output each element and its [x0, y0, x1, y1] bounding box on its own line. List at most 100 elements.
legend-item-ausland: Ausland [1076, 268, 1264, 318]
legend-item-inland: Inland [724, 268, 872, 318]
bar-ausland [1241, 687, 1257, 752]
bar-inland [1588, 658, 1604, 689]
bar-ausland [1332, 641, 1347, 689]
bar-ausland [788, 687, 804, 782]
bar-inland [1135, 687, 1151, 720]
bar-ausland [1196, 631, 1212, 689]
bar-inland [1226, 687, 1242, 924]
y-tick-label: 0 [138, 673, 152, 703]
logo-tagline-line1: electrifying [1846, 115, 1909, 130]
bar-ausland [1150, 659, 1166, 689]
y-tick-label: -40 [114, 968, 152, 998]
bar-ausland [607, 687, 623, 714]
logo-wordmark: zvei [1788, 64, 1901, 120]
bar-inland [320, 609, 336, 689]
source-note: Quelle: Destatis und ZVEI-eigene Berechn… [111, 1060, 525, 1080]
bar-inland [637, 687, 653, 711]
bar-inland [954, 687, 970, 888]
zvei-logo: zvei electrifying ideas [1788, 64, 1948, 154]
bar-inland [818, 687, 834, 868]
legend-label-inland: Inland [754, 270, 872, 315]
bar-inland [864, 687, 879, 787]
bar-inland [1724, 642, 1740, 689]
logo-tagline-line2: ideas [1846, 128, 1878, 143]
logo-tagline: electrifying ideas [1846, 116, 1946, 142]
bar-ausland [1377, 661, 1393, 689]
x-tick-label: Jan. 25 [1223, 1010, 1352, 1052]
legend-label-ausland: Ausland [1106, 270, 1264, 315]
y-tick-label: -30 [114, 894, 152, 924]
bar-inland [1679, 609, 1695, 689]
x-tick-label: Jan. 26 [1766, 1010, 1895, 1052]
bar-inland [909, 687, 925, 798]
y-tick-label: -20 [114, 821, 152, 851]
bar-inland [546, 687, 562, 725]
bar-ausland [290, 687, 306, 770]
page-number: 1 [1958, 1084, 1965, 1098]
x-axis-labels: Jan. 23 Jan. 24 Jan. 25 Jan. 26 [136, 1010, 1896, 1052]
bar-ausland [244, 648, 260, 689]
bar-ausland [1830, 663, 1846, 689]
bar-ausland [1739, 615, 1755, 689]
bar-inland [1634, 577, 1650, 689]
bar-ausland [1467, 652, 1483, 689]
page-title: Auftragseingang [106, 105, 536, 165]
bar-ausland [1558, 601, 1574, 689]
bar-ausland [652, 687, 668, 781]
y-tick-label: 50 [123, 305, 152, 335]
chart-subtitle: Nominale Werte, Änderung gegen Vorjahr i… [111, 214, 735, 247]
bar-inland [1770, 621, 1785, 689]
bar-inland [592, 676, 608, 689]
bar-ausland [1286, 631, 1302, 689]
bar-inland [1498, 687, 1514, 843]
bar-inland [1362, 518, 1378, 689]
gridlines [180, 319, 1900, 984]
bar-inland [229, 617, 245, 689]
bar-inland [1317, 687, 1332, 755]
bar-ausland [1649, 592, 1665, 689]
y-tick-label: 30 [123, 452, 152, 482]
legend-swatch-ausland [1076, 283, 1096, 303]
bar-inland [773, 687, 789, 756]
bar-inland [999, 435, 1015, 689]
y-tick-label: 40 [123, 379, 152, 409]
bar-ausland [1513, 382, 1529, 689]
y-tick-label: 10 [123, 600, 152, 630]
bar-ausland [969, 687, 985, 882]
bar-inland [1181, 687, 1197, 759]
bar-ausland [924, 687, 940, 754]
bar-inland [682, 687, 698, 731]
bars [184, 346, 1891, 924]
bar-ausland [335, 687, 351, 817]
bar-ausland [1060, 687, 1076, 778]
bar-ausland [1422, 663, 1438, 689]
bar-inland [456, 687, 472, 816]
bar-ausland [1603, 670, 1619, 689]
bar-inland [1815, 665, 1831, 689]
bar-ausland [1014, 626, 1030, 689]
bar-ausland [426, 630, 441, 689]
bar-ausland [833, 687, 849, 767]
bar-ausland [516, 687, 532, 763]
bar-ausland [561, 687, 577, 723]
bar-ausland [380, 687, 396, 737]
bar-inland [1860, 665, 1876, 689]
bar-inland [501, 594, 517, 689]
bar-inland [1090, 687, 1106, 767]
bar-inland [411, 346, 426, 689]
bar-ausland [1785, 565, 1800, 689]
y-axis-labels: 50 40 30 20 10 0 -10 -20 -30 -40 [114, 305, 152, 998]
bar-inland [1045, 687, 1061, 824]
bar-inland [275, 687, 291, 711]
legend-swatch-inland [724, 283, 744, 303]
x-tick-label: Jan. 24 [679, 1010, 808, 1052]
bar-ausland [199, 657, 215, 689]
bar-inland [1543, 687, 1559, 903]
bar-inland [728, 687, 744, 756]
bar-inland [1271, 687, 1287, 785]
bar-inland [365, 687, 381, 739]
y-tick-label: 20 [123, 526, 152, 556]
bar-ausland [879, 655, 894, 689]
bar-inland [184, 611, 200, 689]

- Exercise:
Starting at the top of the records and ending with the line that contains "bar-ausland [1377, 661, 1393, 689]", rewrite those lines with every "electrifying" changed to "energizing" and nothing else altered.

- Problem solution:
output each element and its [x0, y0, x1, y1] bounding box on its own line. List at most 100 elements.
legend-item-ausland: Ausland [1076, 268, 1264, 318]
legend-item-inland: Inland [724, 268, 872, 318]
bar-ausland [1241, 687, 1257, 752]
bar-inland [1588, 658, 1604, 689]
bar-ausland [1332, 641, 1347, 689]
bar-ausland [788, 687, 804, 782]
bar-inland [1135, 687, 1151, 720]
bar-ausland [1196, 631, 1212, 689]
bar-inland [1226, 687, 1242, 924]
y-tick-label: 0 [138, 673, 152, 703]
logo-tagline-line1: energizing [1846, 115, 1909, 130]
bar-ausland [1150, 659, 1166, 689]
y-tick-label: -40 [114, 968, 152, 998]
bar-ausland [607, 687, 623, 714]
logo-wordmark: zvei [1788, 64, 1901, 120]
bar-inland [320, 609, 336, 689]
source-note: Quelle: Destatis und ZVEI-eigene Berechn… [111, 1060, 525, 1080]
bar-inland [637, 687, 653, 711]
bar-inland [954, 687, 970, 888]
zvei-logo: zvei energizing ideas [1788, 64, 1948, 154]
bar-inland [818, 687, 834, 868]
legend-label-inland: Inland [754, 270, 872, 315]
bar-inland [864, 687, 879, 787]
bar-inland [1724, 642, 1740, 689]
logo-tagline-line2: ideas [1846, 128, 1878, 143]
logo-tagline: energizing ideas [1846, 116, 1946, 142]
bar-ausland [1377, 661, 1393, 689]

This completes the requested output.